Collected data entries:
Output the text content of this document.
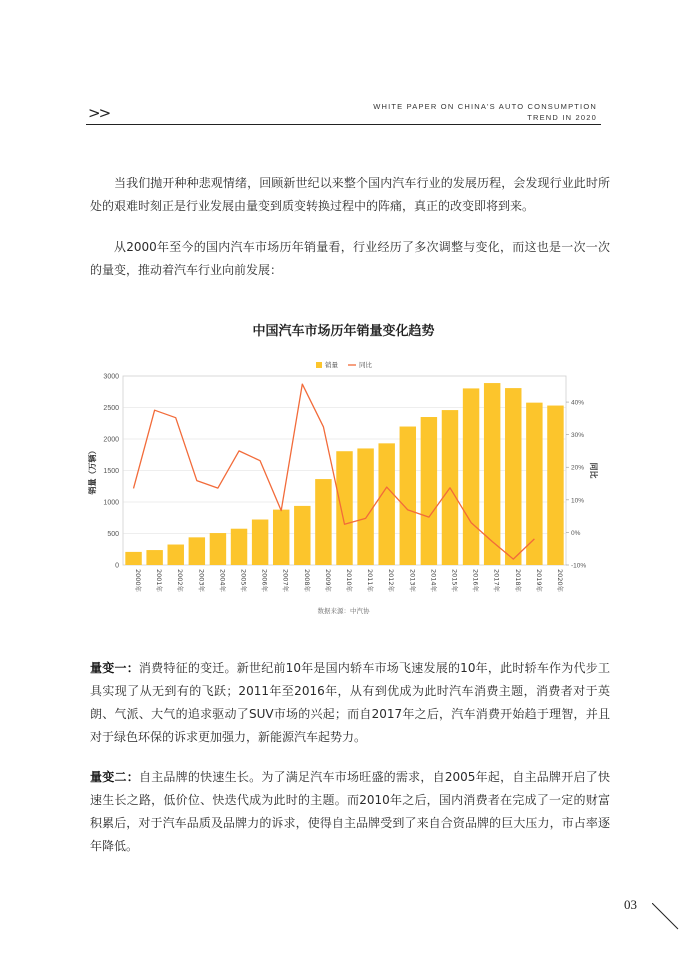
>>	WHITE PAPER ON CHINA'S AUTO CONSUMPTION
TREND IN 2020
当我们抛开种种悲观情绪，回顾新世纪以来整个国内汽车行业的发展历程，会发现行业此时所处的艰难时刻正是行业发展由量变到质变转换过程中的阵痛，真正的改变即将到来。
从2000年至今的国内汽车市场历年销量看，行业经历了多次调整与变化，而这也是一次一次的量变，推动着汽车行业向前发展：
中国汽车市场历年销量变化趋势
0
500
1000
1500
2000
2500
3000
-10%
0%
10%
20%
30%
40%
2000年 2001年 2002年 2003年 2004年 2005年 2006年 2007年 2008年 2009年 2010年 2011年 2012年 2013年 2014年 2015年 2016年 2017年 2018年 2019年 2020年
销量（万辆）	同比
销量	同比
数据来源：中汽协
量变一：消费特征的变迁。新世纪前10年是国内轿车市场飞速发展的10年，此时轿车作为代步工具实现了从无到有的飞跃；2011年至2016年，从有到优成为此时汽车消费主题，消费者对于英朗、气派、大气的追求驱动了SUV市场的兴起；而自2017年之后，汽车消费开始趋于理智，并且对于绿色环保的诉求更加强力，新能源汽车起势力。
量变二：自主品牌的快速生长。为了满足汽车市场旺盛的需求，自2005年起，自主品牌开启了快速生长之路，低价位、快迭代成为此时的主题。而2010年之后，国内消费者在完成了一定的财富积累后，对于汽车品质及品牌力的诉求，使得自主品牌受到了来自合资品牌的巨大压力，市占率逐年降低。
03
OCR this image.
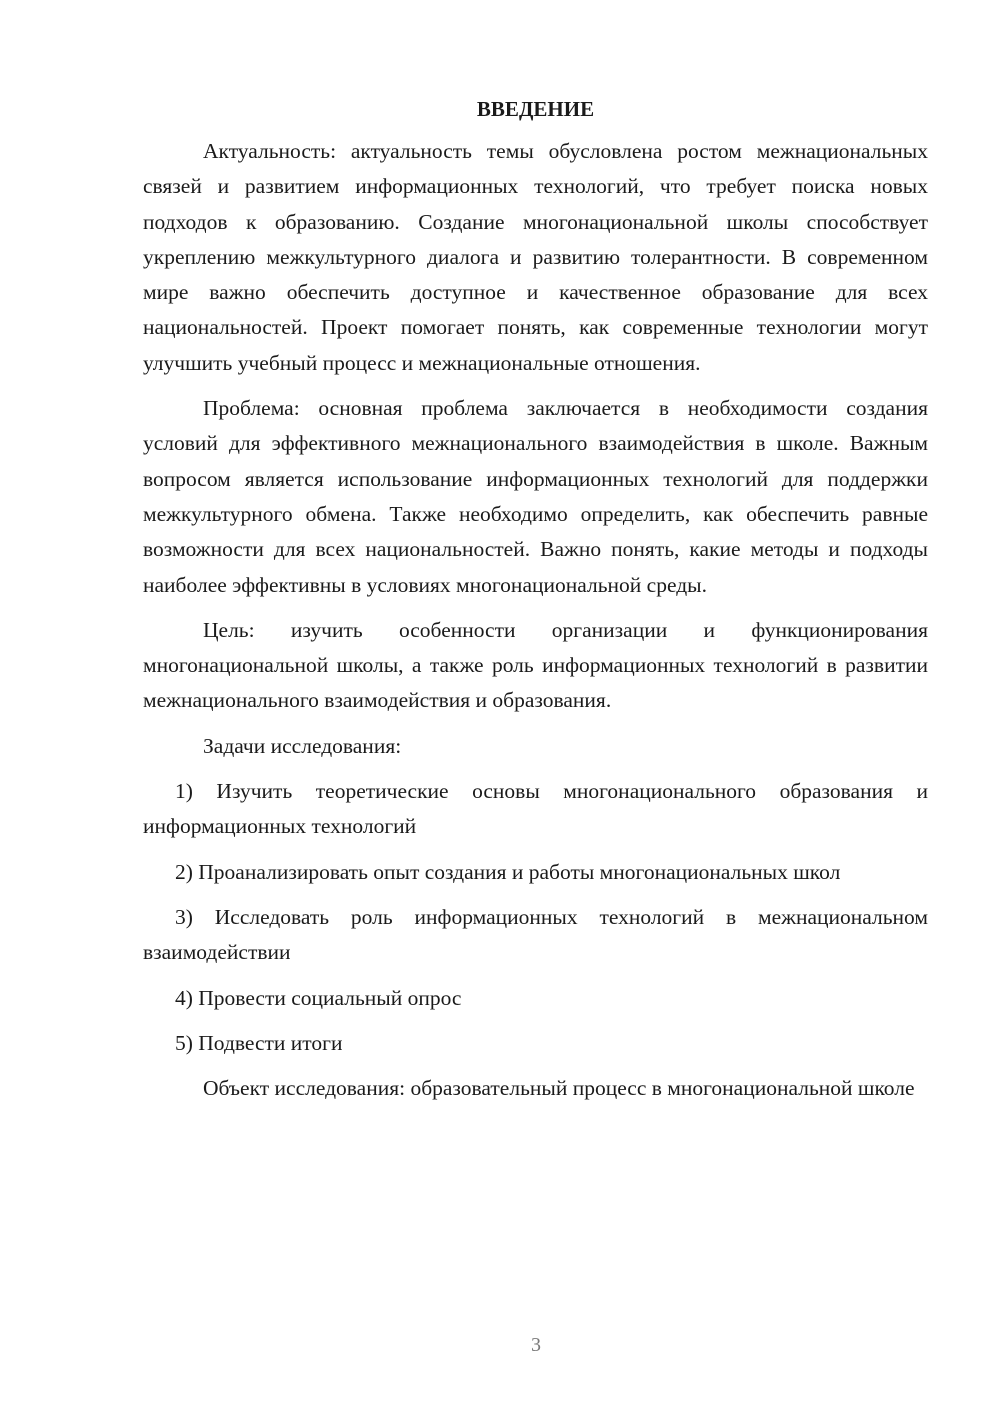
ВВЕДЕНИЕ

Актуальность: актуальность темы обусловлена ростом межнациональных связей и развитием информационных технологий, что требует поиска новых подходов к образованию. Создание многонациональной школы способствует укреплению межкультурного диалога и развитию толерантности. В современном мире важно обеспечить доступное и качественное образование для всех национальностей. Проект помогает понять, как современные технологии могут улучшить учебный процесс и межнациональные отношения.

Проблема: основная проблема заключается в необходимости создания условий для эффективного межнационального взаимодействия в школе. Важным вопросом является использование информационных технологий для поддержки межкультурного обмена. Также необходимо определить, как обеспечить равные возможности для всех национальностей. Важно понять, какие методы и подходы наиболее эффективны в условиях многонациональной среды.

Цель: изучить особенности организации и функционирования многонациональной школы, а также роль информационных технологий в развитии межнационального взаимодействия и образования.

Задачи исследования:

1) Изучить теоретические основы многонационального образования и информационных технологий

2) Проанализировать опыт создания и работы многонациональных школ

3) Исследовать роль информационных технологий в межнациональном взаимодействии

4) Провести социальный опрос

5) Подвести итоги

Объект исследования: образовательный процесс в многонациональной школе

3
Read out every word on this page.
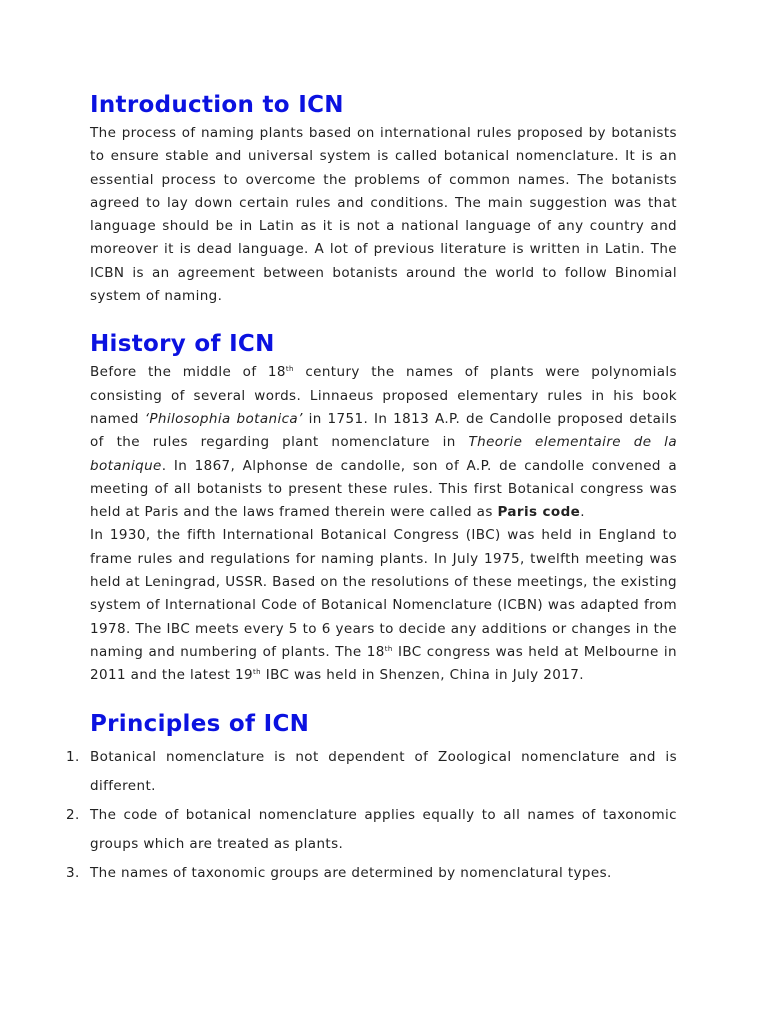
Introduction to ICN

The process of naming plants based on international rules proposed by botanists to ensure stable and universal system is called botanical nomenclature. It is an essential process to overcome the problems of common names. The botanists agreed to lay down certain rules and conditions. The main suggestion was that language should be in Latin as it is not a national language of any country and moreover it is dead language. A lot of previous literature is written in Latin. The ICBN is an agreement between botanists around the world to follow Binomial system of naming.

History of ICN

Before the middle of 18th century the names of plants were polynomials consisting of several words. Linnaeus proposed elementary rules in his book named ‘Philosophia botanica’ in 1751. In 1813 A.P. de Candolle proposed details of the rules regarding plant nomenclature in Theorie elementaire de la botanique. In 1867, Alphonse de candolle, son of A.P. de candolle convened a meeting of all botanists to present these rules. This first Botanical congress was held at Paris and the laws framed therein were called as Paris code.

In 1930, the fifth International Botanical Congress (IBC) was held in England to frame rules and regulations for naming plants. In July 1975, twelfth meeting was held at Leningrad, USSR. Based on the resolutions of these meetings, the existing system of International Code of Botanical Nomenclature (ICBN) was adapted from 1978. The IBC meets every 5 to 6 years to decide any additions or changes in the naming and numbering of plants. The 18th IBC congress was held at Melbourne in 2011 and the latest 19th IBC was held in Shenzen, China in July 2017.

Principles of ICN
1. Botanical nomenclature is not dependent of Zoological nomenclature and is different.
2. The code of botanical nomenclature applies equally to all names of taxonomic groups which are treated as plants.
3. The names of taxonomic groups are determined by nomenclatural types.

• Task statement: Retype every entry verbatim and exclude the pictures from the copy.

• Complete answer:
Output the text content of this document.
>>	WHITE PAPER ON CHINA'S AUTO CONSUMPTION
TREND IN 2020
当我们抛开种种悲观情绪，回顾新世纪以来整个国内汽车行业的发展历程，会发现行业此时所处的艰难时刻正是行业发展由量变到质变转换过程中的阵痛，真正的改变即将到来。
从2000年至今的国内汽车市场历年销量看，行业经历了多次调整与变化，而这也是一次一次的量变，推动着汽车行业向前发展：
中国汽车市场历年销量变化趋势
0
500
1000
1500
2000
2500
3000
-10%
0%
10%
20%
30%
40%
2000年 2001年 2002年 2003年 2004年 2005年 2006年 2007年 2008年 2009年 2010年 2011年 2012年 2013年 2014年 2015年 2016年 2017年 2018年 2019年 2020年
销量（万辆）	同比
销量	同比
数据来源：中汽协
量变一：消费特征的变迁。新世纪前10年是国内轿车市场飞速发展的10年，此时轿车作为代步工具实现了从无到有的飞跃；2011年至2016年，从有到优成为此时汽车消费主题，消费者对于英朗、气派、大气的追求驱动了SUV市场的兴起；而自2017年之后，汽车消费开始趋于理智，并且对于绿色环保的诉求更加强力，新能源汽车起势力。
量变二：自主品牌的快速生长。为了满足汽车市场旺盛的需求，自2005年起，自主品牌开启了快速生长之路，低价位、快迭代成为此时的主题。而2010年之后，国内消费者在完成了一定的财富积累后，对于汽车品质及品牌力的诉求，使得自主品牌受到了来自合资品牌的巨大压力，市占率逐年降低。
03
OCR this image.
ВВЕДЕНИЕ

Актуальность: актуальность темы обусловлена ростом межнациональных связей и развитием информационных технологий, что требует поиска новых подходов к образованию. Создание многонациональной школы способствует укреплению межкультурного диалога и развитию толерантности. В современном мире важно обеспечить доступное и качественное образование для всех национальностей. Проект помогает понять, как современные технологии могут улучшить учебный процесс и межнациональные отношения.

Проблема: основная проблема заключается в необходимости создания условий для эффективного межнационального взаимодействия в школе. Важным вопросом является использование информационных технологий для поддержки межкультурного обмена. Также необходимо определить, как обеспечить равные возможности для всех национальностей. Важно понять, какие методы и подходы наиболее эффективны в условиях многонациональной среды.

Цель: изучить особенности организации и функционирования многонациональной школы, а также роль информационных технологий в развитии межнационального взаимодействия и образования.

Задачи исследования:

1) Изучить теоретические основы многонационального образования и информационных технологий

2) Проанализировать опыт создания и работы многонациональных школ

3) Исследовать роль информационных технологий в межнациональном взаимодействии

4) Провести социальный опрос

5) Подвести итоги

Объект исследования: образовательный процесс в многонациональной школе

3
Read out every word on this page.
Introduction to ICN

The process of naming plants based on international rules proposed by botanists to ensure stable and universal system is called botanical nomenclature. It is an essential process to overcome the problems of common names. The botanists agreed to lay down certain rules and conditions. The main suggestion was that language should be in Latin as it is not a national language of any country and moreover it is dead language. A lot of previous literature is written in Latin. The ICBN is an agreement between botanists around the world to follow Binomial system of naming.

History of ICN

Before the middle of 18th century the names of plants were polynomials consisting of several words. Linnaeus proposed elementary rules in his book named ‘Philosophia botanica’ in 1751. In 1813 A.P. de Candolle proposed details of the rules regarding plant nomenclature in Theorie elementaire de la botanique. In 1867, Alphonse de candolle, son of A.P. de candolle convened a meeting of all botanists to present these rules. This first Botanical congress was held at Paris and the laws framed therein were called as Paris code.

In 1930, the fifth International Botanical Congress (IBC) was held in England to frame rules and regulations for naming plants. In July 1975, twelfth meeting was held at Leningrad, USSR. Based on the resolutions of these meetings, the existing system of International Code of Botanical Nomenclature (ICBN) was adapted from 1978. The IBC meets every 5 to 6 years to decide any additions or changes in the naming and numbering of plants. The 18th IBC congress was held at Melbourne in 2011 and the latest 19th IBC was held in Shenzen, China in July 2017.

Principles of ICN
1. Botanical nomenclature is not dependent of Zoological nomenclature and is different.
2. The code of botanical nomenclature applies equally to all names of taxonomic groups which are treated as plants.
3. The names of taxonomic groups are determined by nomenclatural types.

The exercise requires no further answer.